## AVAILABLE RECORDS:
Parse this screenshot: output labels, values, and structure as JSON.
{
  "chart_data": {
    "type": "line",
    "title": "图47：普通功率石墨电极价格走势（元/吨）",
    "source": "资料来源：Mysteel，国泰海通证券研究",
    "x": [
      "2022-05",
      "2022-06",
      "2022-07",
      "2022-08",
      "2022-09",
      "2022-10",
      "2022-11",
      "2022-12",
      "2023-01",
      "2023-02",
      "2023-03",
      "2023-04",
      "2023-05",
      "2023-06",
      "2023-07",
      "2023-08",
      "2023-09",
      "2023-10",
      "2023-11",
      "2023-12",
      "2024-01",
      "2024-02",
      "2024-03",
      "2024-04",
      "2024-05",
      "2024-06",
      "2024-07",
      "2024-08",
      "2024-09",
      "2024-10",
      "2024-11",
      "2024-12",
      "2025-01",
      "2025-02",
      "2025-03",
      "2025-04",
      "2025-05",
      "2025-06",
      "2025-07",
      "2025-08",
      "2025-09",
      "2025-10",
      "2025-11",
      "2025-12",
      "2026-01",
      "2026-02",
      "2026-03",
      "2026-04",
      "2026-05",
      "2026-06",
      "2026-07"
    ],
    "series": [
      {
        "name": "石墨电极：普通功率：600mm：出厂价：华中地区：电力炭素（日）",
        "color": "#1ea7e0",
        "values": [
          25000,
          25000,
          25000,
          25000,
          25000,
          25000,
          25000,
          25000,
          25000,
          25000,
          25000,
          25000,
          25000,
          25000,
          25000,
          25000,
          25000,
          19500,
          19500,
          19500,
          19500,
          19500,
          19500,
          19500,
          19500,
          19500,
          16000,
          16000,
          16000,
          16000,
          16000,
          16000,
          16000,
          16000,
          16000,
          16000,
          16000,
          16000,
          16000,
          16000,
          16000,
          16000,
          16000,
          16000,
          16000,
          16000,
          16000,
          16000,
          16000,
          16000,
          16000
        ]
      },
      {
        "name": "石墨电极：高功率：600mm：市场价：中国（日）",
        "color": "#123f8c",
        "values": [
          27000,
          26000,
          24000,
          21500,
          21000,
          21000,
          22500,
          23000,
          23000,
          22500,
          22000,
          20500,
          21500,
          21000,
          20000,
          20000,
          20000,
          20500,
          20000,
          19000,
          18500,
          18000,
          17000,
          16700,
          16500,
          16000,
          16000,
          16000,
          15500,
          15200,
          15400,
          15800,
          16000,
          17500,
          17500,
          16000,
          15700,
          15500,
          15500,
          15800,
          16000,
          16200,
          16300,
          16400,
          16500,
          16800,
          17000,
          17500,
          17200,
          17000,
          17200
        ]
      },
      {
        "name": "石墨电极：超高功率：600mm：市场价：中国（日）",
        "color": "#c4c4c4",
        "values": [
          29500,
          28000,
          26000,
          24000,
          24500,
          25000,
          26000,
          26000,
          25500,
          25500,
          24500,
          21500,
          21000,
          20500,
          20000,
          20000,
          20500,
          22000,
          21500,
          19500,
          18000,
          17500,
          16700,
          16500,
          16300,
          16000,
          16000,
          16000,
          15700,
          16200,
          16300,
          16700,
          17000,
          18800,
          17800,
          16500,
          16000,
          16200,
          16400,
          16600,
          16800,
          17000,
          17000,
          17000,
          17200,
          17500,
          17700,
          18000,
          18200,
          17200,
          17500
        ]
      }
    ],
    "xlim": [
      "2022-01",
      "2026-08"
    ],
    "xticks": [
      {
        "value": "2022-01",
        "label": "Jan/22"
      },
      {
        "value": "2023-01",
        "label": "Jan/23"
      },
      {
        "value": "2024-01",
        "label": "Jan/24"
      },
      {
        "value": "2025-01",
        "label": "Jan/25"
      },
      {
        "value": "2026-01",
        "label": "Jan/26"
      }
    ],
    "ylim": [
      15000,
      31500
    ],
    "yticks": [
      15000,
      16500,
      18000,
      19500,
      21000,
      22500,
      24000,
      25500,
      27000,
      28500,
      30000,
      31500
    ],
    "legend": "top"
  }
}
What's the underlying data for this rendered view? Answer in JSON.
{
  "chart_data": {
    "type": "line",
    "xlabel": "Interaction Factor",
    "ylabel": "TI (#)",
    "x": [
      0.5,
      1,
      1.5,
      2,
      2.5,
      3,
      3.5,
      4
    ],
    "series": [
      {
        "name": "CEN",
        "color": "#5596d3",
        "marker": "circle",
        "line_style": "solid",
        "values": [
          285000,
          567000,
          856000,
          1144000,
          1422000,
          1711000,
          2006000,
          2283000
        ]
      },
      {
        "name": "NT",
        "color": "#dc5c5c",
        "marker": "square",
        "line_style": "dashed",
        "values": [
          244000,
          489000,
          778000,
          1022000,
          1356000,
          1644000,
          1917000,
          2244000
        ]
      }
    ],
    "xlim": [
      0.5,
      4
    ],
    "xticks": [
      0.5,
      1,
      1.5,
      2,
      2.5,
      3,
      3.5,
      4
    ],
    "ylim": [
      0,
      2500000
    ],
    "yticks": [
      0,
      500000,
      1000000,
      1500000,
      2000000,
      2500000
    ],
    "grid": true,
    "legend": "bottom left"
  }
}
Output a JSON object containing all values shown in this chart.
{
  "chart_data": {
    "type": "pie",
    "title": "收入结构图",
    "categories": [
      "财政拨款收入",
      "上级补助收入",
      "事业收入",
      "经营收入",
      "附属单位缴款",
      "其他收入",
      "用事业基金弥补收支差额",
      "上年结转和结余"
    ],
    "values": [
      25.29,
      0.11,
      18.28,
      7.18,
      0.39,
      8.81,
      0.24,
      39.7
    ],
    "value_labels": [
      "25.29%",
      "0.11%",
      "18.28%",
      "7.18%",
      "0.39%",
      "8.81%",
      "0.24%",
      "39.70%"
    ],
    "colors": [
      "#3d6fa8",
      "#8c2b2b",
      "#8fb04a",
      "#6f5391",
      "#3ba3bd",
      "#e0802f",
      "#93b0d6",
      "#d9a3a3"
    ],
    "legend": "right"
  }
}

## STATED EXERCISE:
Copy all the records above exactly, missing none.

## RESULT BELOW:
Parse this screenshot: output labels, values, and structure as JSON.
{
  "chart_data": {
    "type": "line",
    "title": "图47：普通功率石墨电极价格走势（元/吨）",
    "source": "资料来源：Mysteel，国泰海通证券研究",
    "x": [
      "2022-05",
      "2022-06",
      "2022-07",
      "2022-08",
      "2022-09",
      "2022-10",
      "2022-11",
      "2022-12",
      "2023-01",
      "2023-02",
      "2023-03",
      "2023-04",
      "2023-05",
      "2023-06",
      "2023-07",
      "2023-08",
      "2023-09",
      "2023-10",
      "2023-11",
      "2023-12",
      "2024-01",
      "2024-02",
      "2024-03",
      "2024-04",
      "2024-05",
      "2024-06",
      "2024-07",
      "2024-08",
      "2024-09",
      "2024-10",
      "2024-11",
      "2024-12",
      "2025-01",
      "2025-02",
      "2025-03",
      "2025-04",
      "2025-05",
      "2025-06",
      "2025-07",
      "2025-08",
      "2025-09",
      "2025-10",
      "2025-11",
      "2025-12",
      "2026-01",
      "2026-02",
      "2026-03",
      "2026-04",
      "2026-05",
      "2026-06",
      "2026-07"
    ],
    "series": [
      {
        "name": "石墨电极：普通功率：600mm：出厂价：华中地区：电力炭素（日）",
        "color": "#1ea7e0",
        "values": [
          25000,
          25000,
          25000,
          25000,
          25000,
          25000,
          25000,
          25000,
          25000,
          25000,
          25000,
          25000,
          25000,
          25000,
          25000,
          25000,
          25000,
          19500,
          19500,
          19500,
          19500,
          19500,
          19500,
          19500,
          19500,
          19500,
          16000,
          16000,
          16000,
          16000,
          16000,
          16000,
          16000,
          16000,
          16000,
          16000,
          16000,
          16000,
          16000,
          16000,
          16000,
          16000,
          16000,
          16000,
          16000,
          16000,
          16000,
          16000,
          16000,
          16000,
          16000
        ]
      },
      {
        "name": "石墨电极：高功率：600mm：市场价：中国（日）",
        "color": "#123f8c",
        "values": [
          27000,
          26000,
          24000,
          21500,
          21000,
          21000,
          22500,
          23000,
          23000,
          22500,
          22000,
          20500,
          21500,
          21000,
          20000,
          20000,
          20000,
          20500,
          20000,
          19000,
          18500,
          18000,
          17000,
          16700,
          16500,
          16000,
          16000,
          16000,
          15500,
          15200,
          15400,
          15800,
          16000,
          17500,
          17500,
          16000,
          15700,
          15500,
          15500,
          15800,
          16000,
          16200,
          16300,
          16400,
          16500,
          16800,
          17000,
          17500,
          17200,
          17000,
          17200
        ]
      },
      {
        "name": "石墨电极：超高功率：600mm：市场价：中国（日）",
        "color": "#c4c4c4",
        "values": [
          29500,
          28000,
          26000,
          24000,
          24500,
          25000,
          26000,
          26000,
          25500,
          25500,
          24500,
          21500,
          21000,
          20500,
          20000,
          20000,
          20500,
          22000,
          21500,
          19500,
          18000,
          17500,
          16700,
          16500,
          16300,
          16000,
          16000,
          16000,
          15700,
          16200,
          16300,
          16700,
          17000,
          18800,
          17800,
          16500,
          16000,
          16200,
          16400,
          16600,
          16800,
          17000,
          17000,
          17000,
          17200,
          17500,
          17700,
          18000,
          18200,
          17200,
          17500
        ]
      }
    ],
    "xlim": [
      "2022-01",
      "2026-08"
    ],
    "xticks": [
      {
        "value": "2022-01",
        "label": "Jan/22"
      },
      {
        "value": "2023-01",
        "label": "Jan/23"
      },
      {
        "value": "2024-01",
        "label": "Jan/24"
      },
      {
        "value": "2025-01",
        "label": "Jan/25"
      },
      {
        "value": "2026-01",
        "label": "Jan/26"
      }
    ],
    "ylim": [
      15000,
      31500
    ],
    "yticks": [
      15000,
      16500,
      18000,
      19500,
      21000,
      22500,
      24000,
      25500,
      27000,
      28500,
      30000,
      31500
    ],
    "legend": "top"
  }
}
What's the underlying data for this rendered view? Answer in JSON.
{
  "chart_data": {
    "type": "line",
    "xlabel": "Interaction Factor",
    "ylabel": "TI (#)",
    "x": [
      0.5,
      1,
      1.5,
      2,
      2.5,
      3,
      3.5,
      4
    ],
    "series": [
      {
        "name": "CEN",
        "color": "#5596d3",
        "marker": "circle",
        "line_style": "solid",
        "values": [
          285000,
          567000,
          856000,
          1144000,
          1422000,
          1711000,
          2006000,
          2283000
        ]
      },
      {
        "name": "NT",
        "color": "#dc5c5c",
        "marker": "square",
        "line_style": "dashed",
        "values": [
          244000,
          489000,
          778000,
          1022000,
          1356000,
          1644000,
          1917000,
          2244000
        ]
      }
    ],
    "xlim": [
      0.5,
      4
    ],
    "xticks": [
      0.5,
      1,
      1.5,
      2,
      2.5,
      3,
      3.5,
      4
    ],
    "ylim": [
      0,
      2500000
    ],
    "yticks": [
      0,
      500000,
      1000000,
      1500000,
      2000000,
      2500000
    ],
    "grid": true,
    "legend": "bottom left"
  }
}
Output a JSON object containing all values shown in this chart.
{
  "chart_data": {
    "type": "pie",
    "title": "收入结构图",
    "categories": [
      "财政拨款收入",
      "上级补助收入",
      "事业收入",
      "经营收入",
      "附属单位缴款",
      "其他收入",
      "用事业基金弥补收支差额",
      "上年结转和结余"
    ],
    "values": [
      25.29,
      0.11,
      18.28,
      7.18,
      0.39,
      8.81,
      0.24,
      39.7
    ],
    "value_labels": [
      "25.29%",
      "0.11%",
      "18.28%",
      "7.18%",
      "0.39%",
      "8.81%",
      "0.24%",
      "39.70%"
    ],
    "colors": [
      "#3d6fa8",
      "#8c2b2b",
      "#8fb04a",
      "#6f5391",
      "#3ba3bd",
      "#e0802f",
      "#93b0d6",
      "#d9a3a3"
    ],
    "legend": "right"
  }
}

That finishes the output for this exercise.